(Stored data entries)
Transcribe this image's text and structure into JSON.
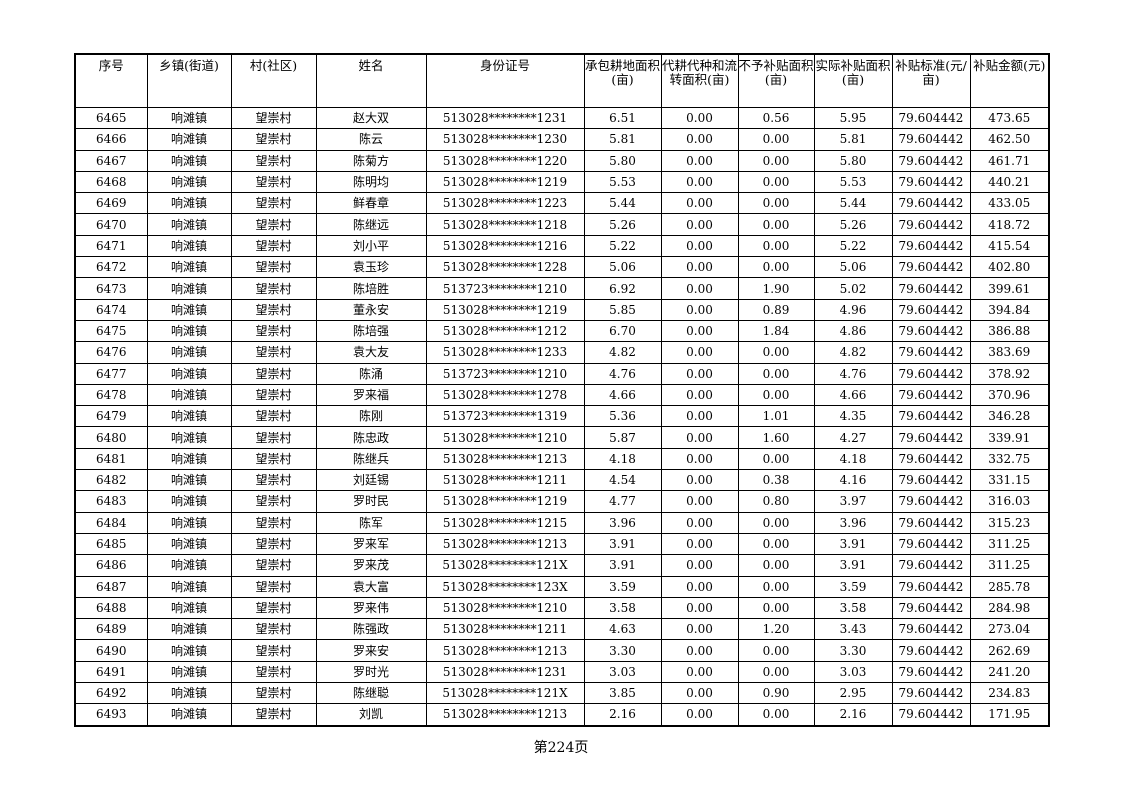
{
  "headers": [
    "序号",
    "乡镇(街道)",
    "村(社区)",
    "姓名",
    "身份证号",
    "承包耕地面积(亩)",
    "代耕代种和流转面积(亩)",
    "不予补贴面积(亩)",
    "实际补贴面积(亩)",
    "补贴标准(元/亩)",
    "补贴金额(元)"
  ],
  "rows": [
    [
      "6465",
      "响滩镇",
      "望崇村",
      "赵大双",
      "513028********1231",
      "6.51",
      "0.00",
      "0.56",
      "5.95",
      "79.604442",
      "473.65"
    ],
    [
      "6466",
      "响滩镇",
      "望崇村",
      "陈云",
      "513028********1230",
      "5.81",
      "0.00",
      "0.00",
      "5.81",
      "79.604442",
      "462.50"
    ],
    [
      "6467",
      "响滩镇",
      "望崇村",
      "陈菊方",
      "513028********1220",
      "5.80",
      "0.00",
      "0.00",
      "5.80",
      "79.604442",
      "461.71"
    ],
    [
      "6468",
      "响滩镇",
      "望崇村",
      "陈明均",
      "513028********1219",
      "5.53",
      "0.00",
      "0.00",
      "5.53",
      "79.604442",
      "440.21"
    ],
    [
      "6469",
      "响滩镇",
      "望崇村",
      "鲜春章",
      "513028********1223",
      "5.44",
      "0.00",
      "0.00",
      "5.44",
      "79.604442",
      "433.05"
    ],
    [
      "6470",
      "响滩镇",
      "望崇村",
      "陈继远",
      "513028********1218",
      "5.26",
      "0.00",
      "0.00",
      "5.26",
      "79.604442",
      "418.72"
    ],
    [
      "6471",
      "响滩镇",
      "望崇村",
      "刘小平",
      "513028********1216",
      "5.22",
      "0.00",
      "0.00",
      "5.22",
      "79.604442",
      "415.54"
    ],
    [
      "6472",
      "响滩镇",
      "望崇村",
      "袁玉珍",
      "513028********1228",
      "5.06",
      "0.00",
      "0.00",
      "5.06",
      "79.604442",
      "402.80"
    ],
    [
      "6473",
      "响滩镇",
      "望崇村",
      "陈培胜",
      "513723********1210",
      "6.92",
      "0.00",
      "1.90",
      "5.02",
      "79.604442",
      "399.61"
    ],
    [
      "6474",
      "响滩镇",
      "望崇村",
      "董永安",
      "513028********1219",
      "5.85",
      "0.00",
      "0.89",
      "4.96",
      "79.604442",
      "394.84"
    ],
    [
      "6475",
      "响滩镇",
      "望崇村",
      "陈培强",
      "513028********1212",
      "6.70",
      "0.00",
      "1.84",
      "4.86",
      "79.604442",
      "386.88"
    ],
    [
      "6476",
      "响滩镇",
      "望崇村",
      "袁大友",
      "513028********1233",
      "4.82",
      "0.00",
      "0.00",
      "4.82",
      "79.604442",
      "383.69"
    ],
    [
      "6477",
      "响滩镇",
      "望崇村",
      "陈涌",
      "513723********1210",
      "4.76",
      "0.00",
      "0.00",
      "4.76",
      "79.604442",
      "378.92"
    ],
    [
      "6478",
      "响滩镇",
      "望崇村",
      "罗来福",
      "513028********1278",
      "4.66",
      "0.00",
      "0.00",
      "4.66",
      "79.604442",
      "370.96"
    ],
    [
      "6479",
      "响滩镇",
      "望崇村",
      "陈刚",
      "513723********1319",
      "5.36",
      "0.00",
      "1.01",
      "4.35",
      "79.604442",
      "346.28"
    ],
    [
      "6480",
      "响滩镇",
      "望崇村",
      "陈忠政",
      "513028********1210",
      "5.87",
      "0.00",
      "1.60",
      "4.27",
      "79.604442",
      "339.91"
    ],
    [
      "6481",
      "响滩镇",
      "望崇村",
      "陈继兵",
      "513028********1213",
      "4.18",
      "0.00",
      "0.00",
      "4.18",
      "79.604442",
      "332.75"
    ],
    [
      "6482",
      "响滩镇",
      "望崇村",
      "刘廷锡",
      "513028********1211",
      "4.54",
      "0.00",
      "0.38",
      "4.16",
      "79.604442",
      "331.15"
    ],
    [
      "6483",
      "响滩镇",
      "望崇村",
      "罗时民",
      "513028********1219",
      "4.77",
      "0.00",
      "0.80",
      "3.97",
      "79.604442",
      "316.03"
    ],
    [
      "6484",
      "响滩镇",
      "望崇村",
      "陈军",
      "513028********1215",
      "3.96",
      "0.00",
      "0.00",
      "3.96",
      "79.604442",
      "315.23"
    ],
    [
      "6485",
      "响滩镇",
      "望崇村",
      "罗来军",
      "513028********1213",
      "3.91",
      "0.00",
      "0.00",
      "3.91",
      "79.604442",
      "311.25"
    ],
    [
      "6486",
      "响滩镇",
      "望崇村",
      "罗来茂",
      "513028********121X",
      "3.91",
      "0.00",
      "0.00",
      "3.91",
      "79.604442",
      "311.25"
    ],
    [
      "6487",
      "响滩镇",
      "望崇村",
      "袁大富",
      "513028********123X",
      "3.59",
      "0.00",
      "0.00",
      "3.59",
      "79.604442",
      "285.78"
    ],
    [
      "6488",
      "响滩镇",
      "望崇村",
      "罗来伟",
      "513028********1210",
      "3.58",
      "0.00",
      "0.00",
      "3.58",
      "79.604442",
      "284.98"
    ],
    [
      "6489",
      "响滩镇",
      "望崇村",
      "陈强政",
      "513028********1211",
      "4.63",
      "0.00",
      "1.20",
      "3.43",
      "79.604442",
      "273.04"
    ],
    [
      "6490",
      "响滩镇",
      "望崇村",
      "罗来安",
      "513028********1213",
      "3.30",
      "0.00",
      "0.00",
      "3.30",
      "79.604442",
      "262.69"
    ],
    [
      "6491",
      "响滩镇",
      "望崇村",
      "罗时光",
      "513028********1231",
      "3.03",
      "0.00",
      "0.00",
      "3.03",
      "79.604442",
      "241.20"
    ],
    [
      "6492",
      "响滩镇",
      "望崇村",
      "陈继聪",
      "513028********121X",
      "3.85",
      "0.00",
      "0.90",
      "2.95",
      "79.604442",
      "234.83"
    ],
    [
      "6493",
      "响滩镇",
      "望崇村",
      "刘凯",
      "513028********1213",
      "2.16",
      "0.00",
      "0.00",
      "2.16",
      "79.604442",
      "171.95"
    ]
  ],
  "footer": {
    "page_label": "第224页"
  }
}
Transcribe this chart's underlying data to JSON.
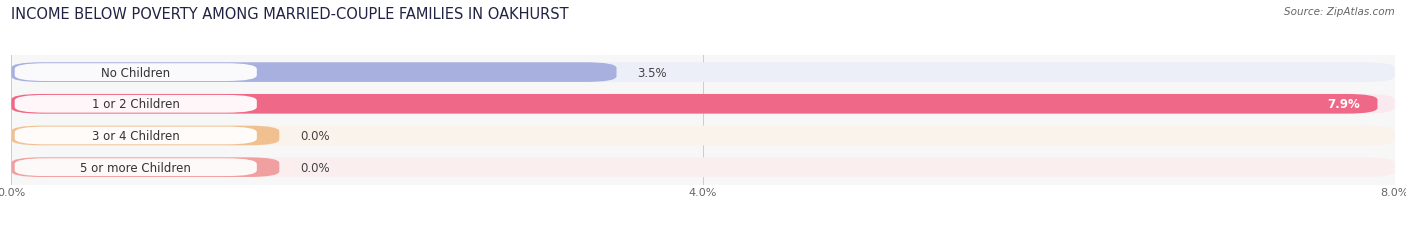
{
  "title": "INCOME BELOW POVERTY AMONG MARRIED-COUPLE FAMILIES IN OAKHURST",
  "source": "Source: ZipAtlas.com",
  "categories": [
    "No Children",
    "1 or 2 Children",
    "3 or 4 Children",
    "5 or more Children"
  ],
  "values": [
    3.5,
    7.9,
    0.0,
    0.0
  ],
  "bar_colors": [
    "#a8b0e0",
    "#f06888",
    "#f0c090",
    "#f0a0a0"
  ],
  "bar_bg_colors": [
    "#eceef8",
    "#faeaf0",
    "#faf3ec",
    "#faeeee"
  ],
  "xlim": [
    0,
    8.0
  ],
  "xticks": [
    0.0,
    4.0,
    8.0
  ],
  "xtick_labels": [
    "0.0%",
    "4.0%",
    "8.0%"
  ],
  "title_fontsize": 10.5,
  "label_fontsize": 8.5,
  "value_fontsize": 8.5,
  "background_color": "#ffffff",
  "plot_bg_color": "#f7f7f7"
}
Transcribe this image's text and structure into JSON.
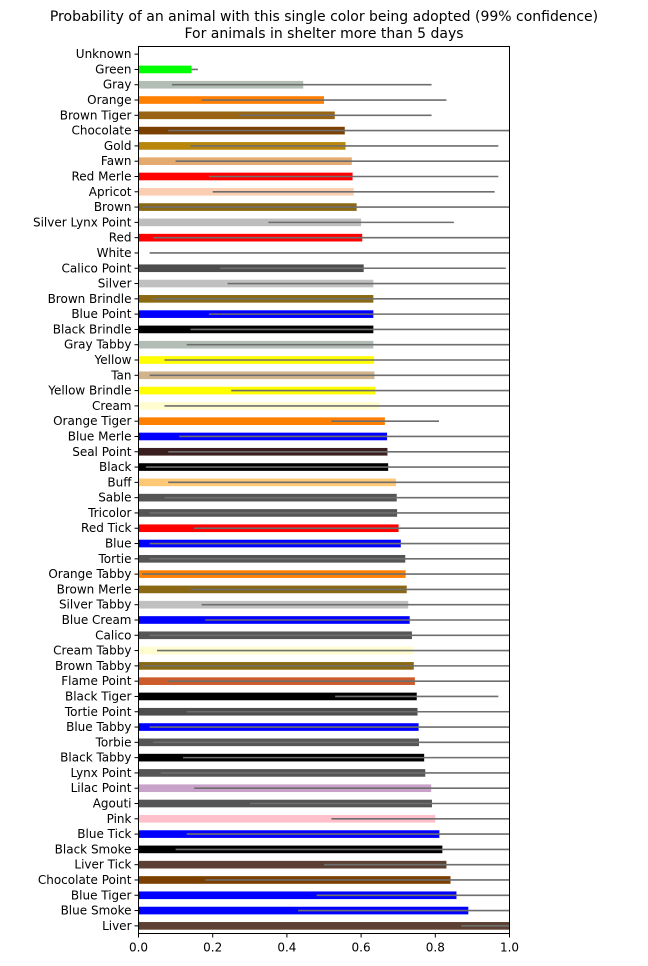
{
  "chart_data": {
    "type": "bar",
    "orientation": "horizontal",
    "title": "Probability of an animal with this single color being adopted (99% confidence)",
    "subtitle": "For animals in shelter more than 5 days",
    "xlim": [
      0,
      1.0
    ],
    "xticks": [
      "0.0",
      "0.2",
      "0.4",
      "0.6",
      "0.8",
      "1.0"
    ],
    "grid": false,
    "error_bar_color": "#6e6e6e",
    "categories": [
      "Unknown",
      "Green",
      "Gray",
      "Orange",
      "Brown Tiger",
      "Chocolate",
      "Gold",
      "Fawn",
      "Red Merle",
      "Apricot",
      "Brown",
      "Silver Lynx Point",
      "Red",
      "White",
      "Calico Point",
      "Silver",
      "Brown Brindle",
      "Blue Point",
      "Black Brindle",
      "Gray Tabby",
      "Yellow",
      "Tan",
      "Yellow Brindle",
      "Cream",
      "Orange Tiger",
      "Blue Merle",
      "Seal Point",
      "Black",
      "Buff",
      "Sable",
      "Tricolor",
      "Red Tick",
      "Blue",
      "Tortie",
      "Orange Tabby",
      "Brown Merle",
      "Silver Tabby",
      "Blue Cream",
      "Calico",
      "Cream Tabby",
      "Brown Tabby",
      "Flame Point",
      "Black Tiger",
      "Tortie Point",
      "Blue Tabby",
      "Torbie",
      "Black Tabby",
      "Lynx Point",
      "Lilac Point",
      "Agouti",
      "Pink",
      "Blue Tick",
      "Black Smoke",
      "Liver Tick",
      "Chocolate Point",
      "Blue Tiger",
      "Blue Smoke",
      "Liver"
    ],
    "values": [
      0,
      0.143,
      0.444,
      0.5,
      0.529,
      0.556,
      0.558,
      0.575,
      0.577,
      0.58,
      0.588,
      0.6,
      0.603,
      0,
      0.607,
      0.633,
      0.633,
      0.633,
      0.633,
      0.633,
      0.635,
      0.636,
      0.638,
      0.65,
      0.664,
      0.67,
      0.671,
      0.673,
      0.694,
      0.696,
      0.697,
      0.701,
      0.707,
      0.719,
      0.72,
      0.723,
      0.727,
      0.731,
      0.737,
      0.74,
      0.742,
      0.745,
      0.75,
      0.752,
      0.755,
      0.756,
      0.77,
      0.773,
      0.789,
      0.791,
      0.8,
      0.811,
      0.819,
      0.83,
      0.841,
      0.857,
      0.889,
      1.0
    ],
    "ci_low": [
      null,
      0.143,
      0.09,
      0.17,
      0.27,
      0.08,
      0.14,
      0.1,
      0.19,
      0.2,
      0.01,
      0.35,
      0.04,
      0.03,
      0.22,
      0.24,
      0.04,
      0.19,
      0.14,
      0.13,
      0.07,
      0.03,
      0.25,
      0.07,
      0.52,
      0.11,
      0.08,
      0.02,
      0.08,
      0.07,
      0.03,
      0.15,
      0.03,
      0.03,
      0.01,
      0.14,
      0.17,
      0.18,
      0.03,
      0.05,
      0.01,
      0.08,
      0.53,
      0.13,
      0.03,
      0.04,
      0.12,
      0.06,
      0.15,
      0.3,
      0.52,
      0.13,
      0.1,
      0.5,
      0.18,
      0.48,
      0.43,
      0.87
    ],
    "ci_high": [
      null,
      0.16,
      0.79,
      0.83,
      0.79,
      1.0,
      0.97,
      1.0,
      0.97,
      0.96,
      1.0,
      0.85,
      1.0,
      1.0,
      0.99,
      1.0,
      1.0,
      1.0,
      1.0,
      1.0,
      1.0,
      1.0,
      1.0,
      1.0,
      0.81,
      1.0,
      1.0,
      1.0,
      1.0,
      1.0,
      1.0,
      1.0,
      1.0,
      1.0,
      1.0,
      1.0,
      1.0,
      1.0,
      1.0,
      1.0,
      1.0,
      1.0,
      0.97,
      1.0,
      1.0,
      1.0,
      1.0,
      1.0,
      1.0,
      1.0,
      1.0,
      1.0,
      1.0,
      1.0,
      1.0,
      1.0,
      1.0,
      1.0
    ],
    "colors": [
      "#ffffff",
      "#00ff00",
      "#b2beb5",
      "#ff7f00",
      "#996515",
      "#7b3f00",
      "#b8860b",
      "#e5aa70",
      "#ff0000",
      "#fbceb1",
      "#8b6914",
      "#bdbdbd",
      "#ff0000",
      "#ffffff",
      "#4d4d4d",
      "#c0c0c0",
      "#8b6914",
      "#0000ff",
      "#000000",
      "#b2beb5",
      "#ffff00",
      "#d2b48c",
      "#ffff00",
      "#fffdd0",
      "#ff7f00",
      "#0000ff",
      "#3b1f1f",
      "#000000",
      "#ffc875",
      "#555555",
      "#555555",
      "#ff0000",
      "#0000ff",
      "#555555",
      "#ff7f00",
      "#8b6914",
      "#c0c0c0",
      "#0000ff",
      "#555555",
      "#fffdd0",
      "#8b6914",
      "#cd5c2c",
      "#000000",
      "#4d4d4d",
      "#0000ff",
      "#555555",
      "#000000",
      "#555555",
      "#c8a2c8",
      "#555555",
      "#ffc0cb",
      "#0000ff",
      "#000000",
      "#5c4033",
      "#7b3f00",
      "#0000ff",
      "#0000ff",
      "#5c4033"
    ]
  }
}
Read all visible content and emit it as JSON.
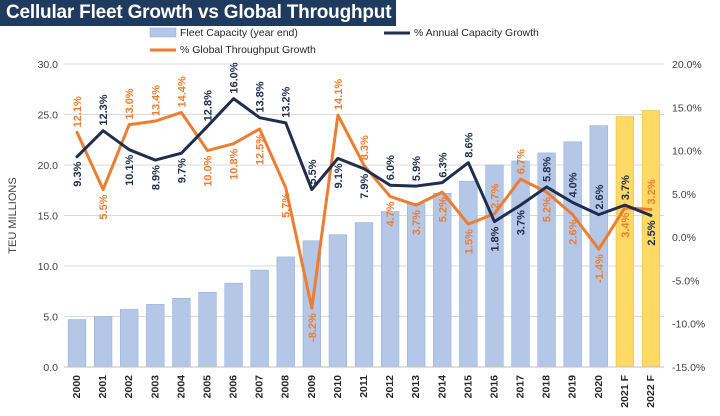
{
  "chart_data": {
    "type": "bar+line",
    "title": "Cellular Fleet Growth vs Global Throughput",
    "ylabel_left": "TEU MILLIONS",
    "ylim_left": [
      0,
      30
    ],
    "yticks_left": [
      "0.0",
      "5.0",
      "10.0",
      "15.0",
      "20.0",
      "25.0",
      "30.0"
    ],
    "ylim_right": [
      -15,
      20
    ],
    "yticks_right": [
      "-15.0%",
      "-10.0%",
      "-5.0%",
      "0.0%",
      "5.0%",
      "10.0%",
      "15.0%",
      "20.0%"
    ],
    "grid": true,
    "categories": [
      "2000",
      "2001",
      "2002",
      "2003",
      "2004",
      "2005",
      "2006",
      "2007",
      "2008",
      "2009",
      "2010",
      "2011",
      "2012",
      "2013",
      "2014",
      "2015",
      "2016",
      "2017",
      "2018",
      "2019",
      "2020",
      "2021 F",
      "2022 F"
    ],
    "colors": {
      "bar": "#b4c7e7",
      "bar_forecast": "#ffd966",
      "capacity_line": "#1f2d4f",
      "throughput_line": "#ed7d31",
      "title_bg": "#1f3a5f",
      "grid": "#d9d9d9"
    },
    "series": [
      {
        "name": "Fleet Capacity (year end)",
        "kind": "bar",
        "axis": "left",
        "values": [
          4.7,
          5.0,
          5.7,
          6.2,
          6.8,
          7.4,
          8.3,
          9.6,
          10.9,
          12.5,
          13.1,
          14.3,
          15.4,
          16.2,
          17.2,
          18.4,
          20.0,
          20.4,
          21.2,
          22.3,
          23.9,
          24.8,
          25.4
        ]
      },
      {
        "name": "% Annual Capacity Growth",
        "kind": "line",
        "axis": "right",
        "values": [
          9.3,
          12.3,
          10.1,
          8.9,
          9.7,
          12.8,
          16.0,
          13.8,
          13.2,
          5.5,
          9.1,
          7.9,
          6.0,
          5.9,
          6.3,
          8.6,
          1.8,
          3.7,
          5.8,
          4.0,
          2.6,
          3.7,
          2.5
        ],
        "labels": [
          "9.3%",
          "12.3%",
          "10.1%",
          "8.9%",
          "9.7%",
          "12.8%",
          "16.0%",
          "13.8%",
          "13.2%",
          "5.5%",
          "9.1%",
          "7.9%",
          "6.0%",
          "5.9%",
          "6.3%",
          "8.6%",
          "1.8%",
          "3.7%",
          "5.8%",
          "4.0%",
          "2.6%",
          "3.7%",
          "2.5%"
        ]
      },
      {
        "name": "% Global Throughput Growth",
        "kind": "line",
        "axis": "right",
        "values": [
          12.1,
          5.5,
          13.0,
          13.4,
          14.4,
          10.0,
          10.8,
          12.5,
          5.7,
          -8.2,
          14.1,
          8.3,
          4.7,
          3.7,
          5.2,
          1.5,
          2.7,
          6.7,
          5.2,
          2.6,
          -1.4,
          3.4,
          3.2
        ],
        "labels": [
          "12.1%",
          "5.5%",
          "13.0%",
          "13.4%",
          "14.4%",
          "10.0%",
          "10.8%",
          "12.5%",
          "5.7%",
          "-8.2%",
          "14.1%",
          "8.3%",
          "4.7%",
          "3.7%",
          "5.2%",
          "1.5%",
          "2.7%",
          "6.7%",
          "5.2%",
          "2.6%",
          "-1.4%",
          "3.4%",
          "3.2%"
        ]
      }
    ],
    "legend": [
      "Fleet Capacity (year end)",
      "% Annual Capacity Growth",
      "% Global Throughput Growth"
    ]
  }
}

● **WHAT YOU WILL DO**
Among the lines of the material above, how many include the string "Growth"? Report only that number.

● **ANSWER FOR THIS EXERCISE**
5